WHAT NEEDS TO BE DONE
Lift out all lines below that contain "JSON".

Begin

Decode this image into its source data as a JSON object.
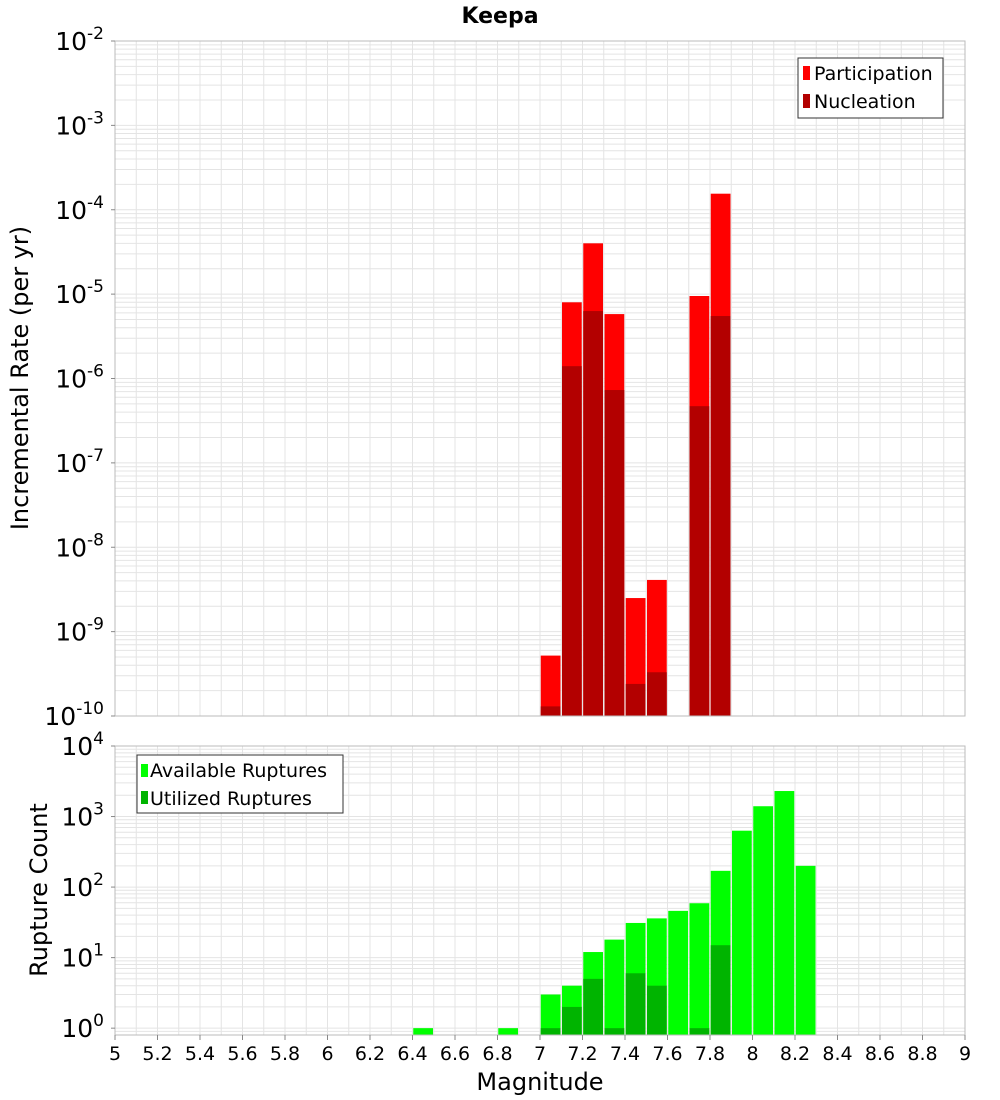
{
  "colors": {
    "participation": "#ff0000",
    "nucleation": "#b30000",
    "available": "#00ff00",
    "utilized": "#00b400",
    "grid": "#e4e4e4",
    "frame": "#bbbbbb"
  },
  "chart_data": [
    {
      "type": "bar",
      "title": "Keepa",
      "ylabel": "Incremental Rate (per yr)",
      "xlabel": "",
      "yscale": "log",
      "ylim": [
        1e-10,
        0.01
      ],
      "xlim": [
        5,
        9
      ],
      "grid": true,
      "legend": {
        "placement": "top-right",
        "entries": [
          "Participation",
          "Nucleation"
        ]
      },
      "ytick_exponents": [
        "-2",
        "-3",
        "-4",
        "-5",
        "-6",
        "-7",
        "-8",
        "-9",
        "-10"
      ],
      "ytick_base": "10",
      "series": [
        {
          "name": "Participation",
          "x": [
            7.05,
            7.15,
            7.25,
            7.35,
            7.45,
            7.55,
            7.75,
            7.85
          ],
          "values": [
            5.2e-10,
            8e-06,
            4e-05,
            5.8e-06,
            2.5e-09,
            4.1e-09,
            9.5e-06,
            0.000155
          ]
        },
        {
          "name": "Nucleation",
          "x": [
            7.05,
            7.15,
            7.25,
            7.35,
            7.45,
            7.55,
            7.75,
            7.85
          ],
          "values": [
            1.3e-10,
            1.4e-06,
            6.3e-06,
            7.3e-07,
            2.4e-10,
            3.3e-10,
            4.7e-07,
            5.5e-06
          ]
        }
      ]
    },
    {
      "type": "bar",
      "title": "",
      "ylabel": "Rupture Count",
      "xlabel": "Magnitude",
      "yscale": "log",
      "ylim": [
        0.8,
        10000
      ],
      "xlim": [
        5,
        9
      ],
      "grid": true,
      "legend": {
        "placement": "top-left",
        "entries": [
          "Available Ruptures",
          "Utilized Ruptures"
        ]
      },
      "ytick_exponents": [
        "4",
        "3",
        "2",
        "1",
        "0"
      ],
      "ytick_base": "10",
      "xtick_labels": [
        "5",
        "5.2",
        "5.4",
        "5.6",
        "5.8",
        "6",
        "6.2",
        "6.4",
        "6.6",
        "6.8",
        "7",
        "7.2",
        "7.4",
        "7.6",
        "7.8",
        "8",
        "8.2",
        "8.4",
        "8.6",
        "8.8",
        "9"
      ],
      "series": [
        {
          "name": "Available Ruptures",
          "x": [
            6.45,
            6.85,
            7.05,
            7.15,
            7.25,
            7.35,
            7.45,
            7.55,
            7.65,
            7.75,
            7.85,
            7.95,
            8.05,
            8.15,
            8.25
          ],
          "values": [
            1,
            1,
            3,
            4,
            12,
            18,
            31,
            36,
            46,
            59,
            170,
            630,
            1400,
            2300,
            200
          ]
        },
        {
          "name": "Utilized Ruptures",
          "x": [
            7.05,
            7.15,
            7.25,
            7.35,
            7.45,
            7.55,
            7.75,
            7.85
          ],
          "values": [
            1,
            2,
            5,
            1,
            6,
            4,
            1,
            15
          ]
        }
      ]
    }
  ]
}
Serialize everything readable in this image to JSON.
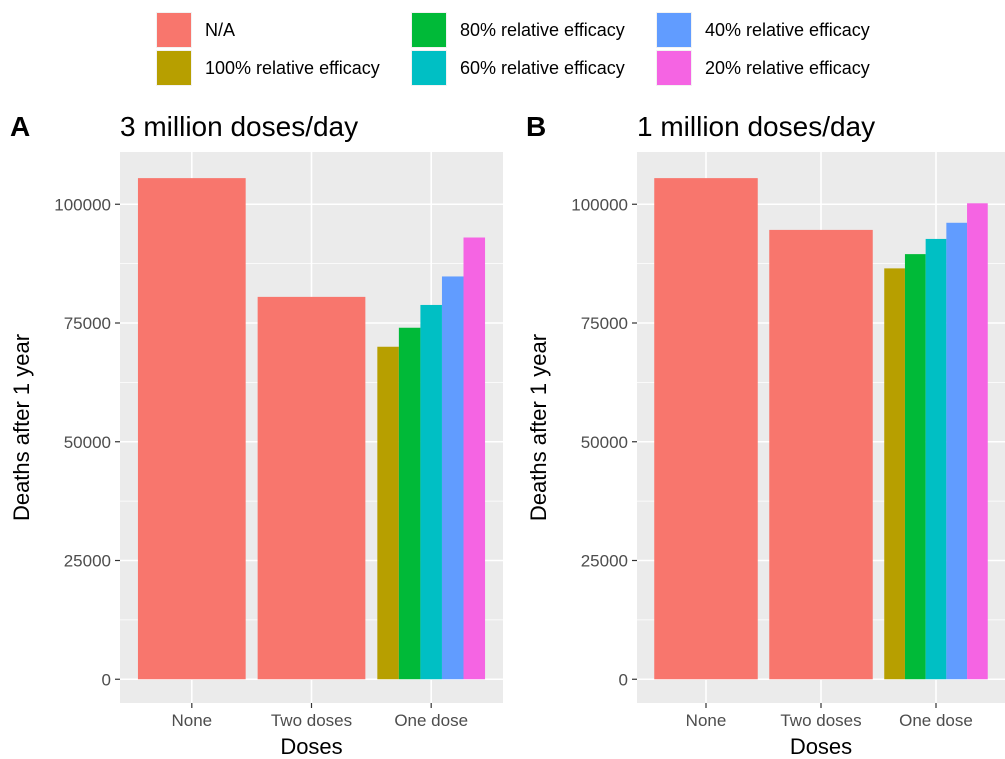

End

WRITTEN ANSWER
Decode this image into its source data as a JSON object.
Serialize everything readable in this image to JSON.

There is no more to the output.